══ Provided records ══

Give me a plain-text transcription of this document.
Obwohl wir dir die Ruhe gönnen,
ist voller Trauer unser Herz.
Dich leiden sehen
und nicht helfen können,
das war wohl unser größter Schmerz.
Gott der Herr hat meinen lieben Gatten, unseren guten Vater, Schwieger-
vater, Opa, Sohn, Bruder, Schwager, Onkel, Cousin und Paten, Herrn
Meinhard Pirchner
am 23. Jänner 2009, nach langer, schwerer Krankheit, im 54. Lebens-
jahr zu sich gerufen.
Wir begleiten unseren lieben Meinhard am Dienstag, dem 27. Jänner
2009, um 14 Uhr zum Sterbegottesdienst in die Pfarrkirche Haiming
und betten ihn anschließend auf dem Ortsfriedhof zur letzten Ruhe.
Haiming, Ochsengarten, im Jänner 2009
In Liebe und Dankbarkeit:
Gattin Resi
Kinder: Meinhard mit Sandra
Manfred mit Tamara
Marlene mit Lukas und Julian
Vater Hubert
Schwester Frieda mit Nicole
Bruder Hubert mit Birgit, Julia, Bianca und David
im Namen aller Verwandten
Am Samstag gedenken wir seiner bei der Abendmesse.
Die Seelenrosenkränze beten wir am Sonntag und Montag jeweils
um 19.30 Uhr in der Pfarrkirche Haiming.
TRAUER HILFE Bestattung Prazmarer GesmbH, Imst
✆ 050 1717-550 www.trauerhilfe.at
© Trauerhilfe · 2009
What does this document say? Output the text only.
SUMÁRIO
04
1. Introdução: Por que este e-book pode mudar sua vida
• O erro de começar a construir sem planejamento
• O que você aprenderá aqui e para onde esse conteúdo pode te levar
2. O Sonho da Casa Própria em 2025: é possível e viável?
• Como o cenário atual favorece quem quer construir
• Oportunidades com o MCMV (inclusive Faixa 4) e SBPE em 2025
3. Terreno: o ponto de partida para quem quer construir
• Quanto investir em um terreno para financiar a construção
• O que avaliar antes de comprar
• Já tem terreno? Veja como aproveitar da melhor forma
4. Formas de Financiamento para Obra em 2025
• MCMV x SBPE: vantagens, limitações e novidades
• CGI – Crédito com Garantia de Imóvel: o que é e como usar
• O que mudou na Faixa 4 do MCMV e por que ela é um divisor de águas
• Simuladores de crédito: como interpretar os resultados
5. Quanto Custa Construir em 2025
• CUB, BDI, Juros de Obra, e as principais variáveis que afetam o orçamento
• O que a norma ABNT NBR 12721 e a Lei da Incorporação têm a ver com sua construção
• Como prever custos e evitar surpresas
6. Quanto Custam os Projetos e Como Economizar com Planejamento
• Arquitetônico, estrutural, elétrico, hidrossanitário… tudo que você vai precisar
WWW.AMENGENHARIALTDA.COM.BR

═══

◆ What needs to be done: Find each line holding "pode". Copy it out.

◆ Written solution:
1. Introdução: Por que este e-book pode mudar sua vida
• O que você aprenderá aqui e para onde esse conteúdo pode te levar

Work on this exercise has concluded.